■ JOB: Emit the entire listing verbatim.

■ THE INPUT:
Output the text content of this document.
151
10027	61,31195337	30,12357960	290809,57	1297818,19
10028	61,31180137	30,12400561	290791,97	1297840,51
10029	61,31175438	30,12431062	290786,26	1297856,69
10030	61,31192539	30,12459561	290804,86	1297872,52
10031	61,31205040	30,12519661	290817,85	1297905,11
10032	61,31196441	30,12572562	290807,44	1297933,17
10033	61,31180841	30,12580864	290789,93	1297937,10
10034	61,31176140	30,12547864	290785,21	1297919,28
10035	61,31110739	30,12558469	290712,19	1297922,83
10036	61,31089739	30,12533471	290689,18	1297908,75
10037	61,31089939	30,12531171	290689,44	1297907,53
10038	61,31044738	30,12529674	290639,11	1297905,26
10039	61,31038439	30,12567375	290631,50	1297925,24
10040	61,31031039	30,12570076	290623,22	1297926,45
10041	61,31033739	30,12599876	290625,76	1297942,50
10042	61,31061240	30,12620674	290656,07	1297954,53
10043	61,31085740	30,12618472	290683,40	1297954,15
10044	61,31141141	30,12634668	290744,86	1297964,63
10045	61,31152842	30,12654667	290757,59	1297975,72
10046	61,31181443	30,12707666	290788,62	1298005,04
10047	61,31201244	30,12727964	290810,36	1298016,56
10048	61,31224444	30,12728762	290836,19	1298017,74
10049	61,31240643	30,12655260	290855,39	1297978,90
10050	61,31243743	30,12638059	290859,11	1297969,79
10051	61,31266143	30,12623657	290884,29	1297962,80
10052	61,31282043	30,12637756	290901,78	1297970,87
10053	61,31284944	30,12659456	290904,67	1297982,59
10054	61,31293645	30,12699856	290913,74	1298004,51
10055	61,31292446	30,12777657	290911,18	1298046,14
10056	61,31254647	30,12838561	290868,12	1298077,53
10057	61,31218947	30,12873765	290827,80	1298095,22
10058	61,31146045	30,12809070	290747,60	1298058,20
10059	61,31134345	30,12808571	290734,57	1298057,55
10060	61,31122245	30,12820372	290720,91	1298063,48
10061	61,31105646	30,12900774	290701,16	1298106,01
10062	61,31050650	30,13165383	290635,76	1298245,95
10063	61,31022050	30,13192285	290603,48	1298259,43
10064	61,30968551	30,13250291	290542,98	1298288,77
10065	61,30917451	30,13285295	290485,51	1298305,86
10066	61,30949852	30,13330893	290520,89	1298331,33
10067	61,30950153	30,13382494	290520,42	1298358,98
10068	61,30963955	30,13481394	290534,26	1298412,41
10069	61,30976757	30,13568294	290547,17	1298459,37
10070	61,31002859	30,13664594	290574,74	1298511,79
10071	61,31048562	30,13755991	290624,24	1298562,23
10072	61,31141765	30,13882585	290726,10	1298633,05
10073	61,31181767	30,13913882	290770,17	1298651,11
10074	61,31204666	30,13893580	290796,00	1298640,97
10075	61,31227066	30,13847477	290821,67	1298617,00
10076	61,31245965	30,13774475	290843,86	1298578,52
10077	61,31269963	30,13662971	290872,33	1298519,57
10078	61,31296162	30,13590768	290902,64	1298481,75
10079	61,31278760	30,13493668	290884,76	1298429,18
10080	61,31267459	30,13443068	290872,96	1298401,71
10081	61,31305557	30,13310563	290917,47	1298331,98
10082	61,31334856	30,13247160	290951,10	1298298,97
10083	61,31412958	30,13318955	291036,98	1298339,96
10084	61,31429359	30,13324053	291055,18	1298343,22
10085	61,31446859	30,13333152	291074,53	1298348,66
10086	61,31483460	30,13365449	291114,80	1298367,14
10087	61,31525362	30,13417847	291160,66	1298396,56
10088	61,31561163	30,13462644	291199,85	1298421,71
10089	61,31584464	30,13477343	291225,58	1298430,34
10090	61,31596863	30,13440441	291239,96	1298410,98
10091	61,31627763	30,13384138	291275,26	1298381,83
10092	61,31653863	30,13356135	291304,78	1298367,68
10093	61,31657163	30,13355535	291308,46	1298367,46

■ OUTPUT OF THE TASK:
Output the text content of this document.
151
10027	61,31195337	30,12357960	290809,57	1297818,19
10028	61,31180137	30,12400561	290791,97	1297840,51
10029	61,31175438	30,12431062	290786,26	1297856,69
10030	61,31192539	30,12459561	290804,86	1297872,52
10031	61,31205040	30,12519661	290817,85	1297905,11
10032	61,31196441	30,12572562	290807,44	1297933,17
10033	61,31180841	30,12580864	290789,93	1297937,10
10034	61,31176140	30,12547864	290785,21	1297919,28
10035	61,31110739	30,12558469	290712,19	1297922,83
10036	61,31089739	30,12533471	290689,18	1297908,75
10037	61,31089939	30,12531171	290689,44	1297907,53
10038	61,31044738	30,12529674	290639,11	1297905,26
10039	61,31038439	30,12567375	290631,50	1297925,24
10040	61,31031039	30,12570076	290623,22	1297926,45
10041	61,31033739	30,12599876	290625,76	1297942,50
10042	61,31061240	30,12620674	290656,07	1297954,53
10043	61,31085740	30,12618472	290683,40	1297954,15
10044	61,31141141	30,12634668	290744,86	1297964,63
10045	61,31152842	30,12654667	290757,59	1297975,72
10046	61,31181443	30,12707666	290788,62	1298005,04
10047	61,31201244	30,12727964	290810,36	1298016,56
10048	61,31224444	30,12728762	290836,19	1298017,74
10049	61,31240643	30,12655260	290855,39	1297978,90
10050	61,31243743	30,12638059	290859,11	1297969,79
10051	61,31266143	30,12623657	290884,29	1297962,80
10052	61,31282043	30,12637756	290901,78	1297970,87
10053	61,31284944	30,12659456	290904,67	1297982,59
10054	61,31293645	30,12699856	290913,74	1298004,51
10055	61,31292446	30,12777657	290911,18	1298046,14
10056	61,31254647	30,12838561	290868,12	1298077,53
10057	61,31218947	30,12873765	290827,80	1298095,22
10058	61,31146045	30,12809070	290747,60	1298058,20
10059	61,31134345	30,12808571	290734,57	1298057,55
10060	61,31122245	30,12820372	290720,91	1298063,48
10061	61,31105646	30,12900774	290701,16	1298106,01
10062	61,31050650	30,13165383	290635,76	1298245,95
10063	61,31022050	30,13192285	290603,48	1298259,43
10064	61,30968551	30,13250291	290542,98	1298288,77
10065	61,30917451	30,13285295	290485,51	1298305,86
10066	61,30949852	30,13330893	290520,89	1298331,33
10067	61,30950153	30,13382494	290520,42	1298358,98
10068	61,30963955	30,13481394	290534,26	1298412,41
10069	61,30976757	30,13568294	290547,17	1298459,37
10070	61,31002859	30,13664594	290574,74	1298511,79
10071	61,31048562	30,13755991	290624,24	1298562,23
10072	61,31141765	30,13882585	290726,10	1298633,05
10073	61,31181767	30,13913882	290770,17	1298651,11
10074	61,31204666	30,13893580	290796,00	1298640,97
10075	61,31227066	30,13847477	290821,67	1298617,00
10076	61,31245965	30,13774475	290843,86	1298578,52
10077	61,31269963	30,13662971	290872,33	1298519,57
10078	61,31296162	30,13590768	290902,64	1298481,75
10079	61,31278760	30,13493668	290884,76	1298429,18
10080	61,31267459	30,13443068	290872,96	1298401,71
10081	61,31305557	30,13310563	290917,47	1298331,98
10082	61,31334856	30,13247160	290951,10	1298298,97
10083	61,31412958	30,13318955	291036,98	1298339,96
10084	61,31429359	30,13324053	291055,18	1298343,22
10085	61,31446859	30,13333152	291074,53	1298348,66
10086	61,31483460	30,13365449	291114,80	1298367,14
10087	61,31525362	30,13417847	291160,66	1298396,56
10088	61,31561163	30,13462644	291199,85	1298421,71
10089	61,31584464	30,13477343	291225,58	1298430,34
10090	61,31596863	30,13440441	291239,96	1298410,98
10091	61,31627763	30,13384138	291275,26	1298381,83
10092	61,31653863	30,13356135	291304,78	1298367,68
10093	61,31657163	30,13355535	291308,46	1298367,46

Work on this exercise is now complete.